[START Article]

Sabine John (née Möbius, divorced Paetz, born 16 October 1957) is a retired East German heptathlete. She broke the world record in 1984 with a score of 6946 points, and won silver medals at the 1983 World Championships, and the 1988 Olympic Games.

Career
Born in Döbeln, Bezirk Leipzig, John competed for the sports club SC DHfK Leipzig during her career. As Sabine Mobius, she won the silver medal in the heptathlon at the 1982 European Championships, behind fellow East German Ramona Neubert. Competing under her first married name of Sabine Paetz, she won the silver medal in the heptathlon at the 1983 World Championships, again behind Neubert.

[END Article]

▸ Exercise instructions: From the biography of Sabine John, copy word for word the passage starting with "Sabine John (née" and going on through "1988 Olympic Games.".

[START Information supplied]

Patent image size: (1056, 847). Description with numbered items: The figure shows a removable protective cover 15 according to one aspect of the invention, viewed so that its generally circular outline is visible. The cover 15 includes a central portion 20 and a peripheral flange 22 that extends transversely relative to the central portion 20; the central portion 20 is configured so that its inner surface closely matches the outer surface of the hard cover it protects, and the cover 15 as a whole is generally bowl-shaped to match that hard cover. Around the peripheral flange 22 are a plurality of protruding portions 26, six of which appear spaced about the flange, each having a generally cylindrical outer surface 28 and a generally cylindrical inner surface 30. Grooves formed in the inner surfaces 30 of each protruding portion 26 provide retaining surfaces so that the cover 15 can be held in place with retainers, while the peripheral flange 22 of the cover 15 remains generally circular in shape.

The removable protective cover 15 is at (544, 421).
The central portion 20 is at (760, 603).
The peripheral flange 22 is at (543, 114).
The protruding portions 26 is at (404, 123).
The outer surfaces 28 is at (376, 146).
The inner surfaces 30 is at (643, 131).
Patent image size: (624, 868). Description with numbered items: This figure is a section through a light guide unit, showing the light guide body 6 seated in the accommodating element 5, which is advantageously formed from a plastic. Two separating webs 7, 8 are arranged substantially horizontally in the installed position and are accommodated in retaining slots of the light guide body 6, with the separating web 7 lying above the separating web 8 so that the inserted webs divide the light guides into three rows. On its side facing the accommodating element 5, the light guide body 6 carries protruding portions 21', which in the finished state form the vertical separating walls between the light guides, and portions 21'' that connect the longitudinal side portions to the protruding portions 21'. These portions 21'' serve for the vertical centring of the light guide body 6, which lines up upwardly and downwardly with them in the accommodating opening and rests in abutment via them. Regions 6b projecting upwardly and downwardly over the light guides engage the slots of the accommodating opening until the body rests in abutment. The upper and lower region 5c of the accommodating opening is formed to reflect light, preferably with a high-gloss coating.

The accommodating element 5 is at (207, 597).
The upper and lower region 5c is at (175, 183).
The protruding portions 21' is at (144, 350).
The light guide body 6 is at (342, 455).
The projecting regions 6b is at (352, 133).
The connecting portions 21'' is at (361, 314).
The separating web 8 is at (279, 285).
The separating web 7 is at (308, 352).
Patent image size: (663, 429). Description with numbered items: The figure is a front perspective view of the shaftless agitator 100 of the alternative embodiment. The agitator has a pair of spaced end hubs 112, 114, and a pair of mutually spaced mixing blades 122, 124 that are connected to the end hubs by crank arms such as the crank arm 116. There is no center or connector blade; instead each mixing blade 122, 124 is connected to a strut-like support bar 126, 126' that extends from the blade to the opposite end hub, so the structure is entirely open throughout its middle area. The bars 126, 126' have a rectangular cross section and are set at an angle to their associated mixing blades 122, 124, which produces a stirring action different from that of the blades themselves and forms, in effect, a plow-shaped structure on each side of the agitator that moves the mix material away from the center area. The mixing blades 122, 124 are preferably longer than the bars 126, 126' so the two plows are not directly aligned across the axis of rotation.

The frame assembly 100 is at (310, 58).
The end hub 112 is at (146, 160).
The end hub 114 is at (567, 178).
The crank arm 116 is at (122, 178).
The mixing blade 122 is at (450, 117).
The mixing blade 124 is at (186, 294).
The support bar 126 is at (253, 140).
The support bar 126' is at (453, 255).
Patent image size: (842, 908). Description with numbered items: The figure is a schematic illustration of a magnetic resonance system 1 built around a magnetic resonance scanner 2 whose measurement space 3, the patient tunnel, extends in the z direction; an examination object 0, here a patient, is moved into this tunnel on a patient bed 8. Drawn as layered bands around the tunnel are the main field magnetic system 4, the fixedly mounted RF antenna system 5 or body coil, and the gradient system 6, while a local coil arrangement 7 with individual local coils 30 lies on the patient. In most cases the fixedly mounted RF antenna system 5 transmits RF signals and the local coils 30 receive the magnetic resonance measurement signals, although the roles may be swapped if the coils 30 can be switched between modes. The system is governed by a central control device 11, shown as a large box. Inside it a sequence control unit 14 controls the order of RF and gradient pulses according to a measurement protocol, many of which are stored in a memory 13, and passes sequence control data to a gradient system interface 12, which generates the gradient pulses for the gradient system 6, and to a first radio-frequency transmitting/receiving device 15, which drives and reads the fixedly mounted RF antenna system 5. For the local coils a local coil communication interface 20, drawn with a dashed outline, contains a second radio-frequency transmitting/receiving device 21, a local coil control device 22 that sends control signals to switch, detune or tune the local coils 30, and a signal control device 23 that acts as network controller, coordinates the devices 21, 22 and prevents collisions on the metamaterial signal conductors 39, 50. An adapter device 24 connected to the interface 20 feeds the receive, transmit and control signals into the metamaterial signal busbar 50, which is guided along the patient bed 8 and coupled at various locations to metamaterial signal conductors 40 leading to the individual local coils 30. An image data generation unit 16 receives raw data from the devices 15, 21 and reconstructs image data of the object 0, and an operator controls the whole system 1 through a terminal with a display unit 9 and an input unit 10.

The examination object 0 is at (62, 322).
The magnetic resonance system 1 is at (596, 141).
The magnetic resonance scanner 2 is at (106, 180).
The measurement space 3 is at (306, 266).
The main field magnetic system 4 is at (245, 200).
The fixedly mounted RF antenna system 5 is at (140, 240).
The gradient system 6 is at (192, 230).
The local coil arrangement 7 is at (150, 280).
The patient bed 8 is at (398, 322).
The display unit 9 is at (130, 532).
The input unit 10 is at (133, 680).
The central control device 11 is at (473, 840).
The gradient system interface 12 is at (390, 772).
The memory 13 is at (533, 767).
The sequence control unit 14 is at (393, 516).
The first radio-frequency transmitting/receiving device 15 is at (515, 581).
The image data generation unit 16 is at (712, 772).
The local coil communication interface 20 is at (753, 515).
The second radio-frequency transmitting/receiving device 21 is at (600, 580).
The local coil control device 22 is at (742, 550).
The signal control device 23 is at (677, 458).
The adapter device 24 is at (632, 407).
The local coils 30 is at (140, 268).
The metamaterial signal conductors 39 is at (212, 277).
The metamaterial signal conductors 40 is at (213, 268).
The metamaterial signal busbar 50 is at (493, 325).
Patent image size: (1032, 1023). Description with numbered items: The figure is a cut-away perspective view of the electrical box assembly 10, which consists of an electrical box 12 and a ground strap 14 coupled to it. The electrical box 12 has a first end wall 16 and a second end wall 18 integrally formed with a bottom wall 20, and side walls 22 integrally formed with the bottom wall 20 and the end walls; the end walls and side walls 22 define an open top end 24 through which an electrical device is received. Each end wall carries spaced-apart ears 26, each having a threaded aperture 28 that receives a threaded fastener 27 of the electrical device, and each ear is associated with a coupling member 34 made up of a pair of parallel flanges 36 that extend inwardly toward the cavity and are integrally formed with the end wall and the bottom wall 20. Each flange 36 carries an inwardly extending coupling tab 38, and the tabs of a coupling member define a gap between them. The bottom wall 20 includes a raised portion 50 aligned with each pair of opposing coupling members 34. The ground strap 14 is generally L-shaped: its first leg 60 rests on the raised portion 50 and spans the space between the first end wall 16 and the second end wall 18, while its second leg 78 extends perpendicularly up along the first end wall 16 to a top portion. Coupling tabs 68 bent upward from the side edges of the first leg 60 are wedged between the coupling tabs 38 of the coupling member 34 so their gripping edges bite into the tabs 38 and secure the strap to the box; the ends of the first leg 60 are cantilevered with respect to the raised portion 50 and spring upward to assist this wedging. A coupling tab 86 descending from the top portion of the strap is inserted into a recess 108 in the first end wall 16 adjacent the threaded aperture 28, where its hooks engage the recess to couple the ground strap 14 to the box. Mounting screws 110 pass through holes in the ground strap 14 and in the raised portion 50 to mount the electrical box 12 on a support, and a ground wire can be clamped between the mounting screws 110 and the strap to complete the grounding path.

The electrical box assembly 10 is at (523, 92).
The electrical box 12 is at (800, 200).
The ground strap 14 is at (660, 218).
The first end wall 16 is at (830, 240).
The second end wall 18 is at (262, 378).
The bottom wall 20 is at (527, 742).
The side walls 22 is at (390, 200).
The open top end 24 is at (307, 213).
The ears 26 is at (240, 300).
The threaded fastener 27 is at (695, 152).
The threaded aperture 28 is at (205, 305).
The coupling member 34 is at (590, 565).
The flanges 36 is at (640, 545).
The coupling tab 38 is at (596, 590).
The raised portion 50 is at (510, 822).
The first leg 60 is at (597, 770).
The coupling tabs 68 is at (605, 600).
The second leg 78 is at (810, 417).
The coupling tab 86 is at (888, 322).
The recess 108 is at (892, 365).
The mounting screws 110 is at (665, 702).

[END Information supplied]

▸ Output below:
Sabine John (née Möbius, divorced Paetz, born 16 October 1957) is a retired East German heptathlete. She broke the world record in 1984 with a score of 6946 points, and won silver medals at the 1983 World Championships, and the 1988 Olympic Games.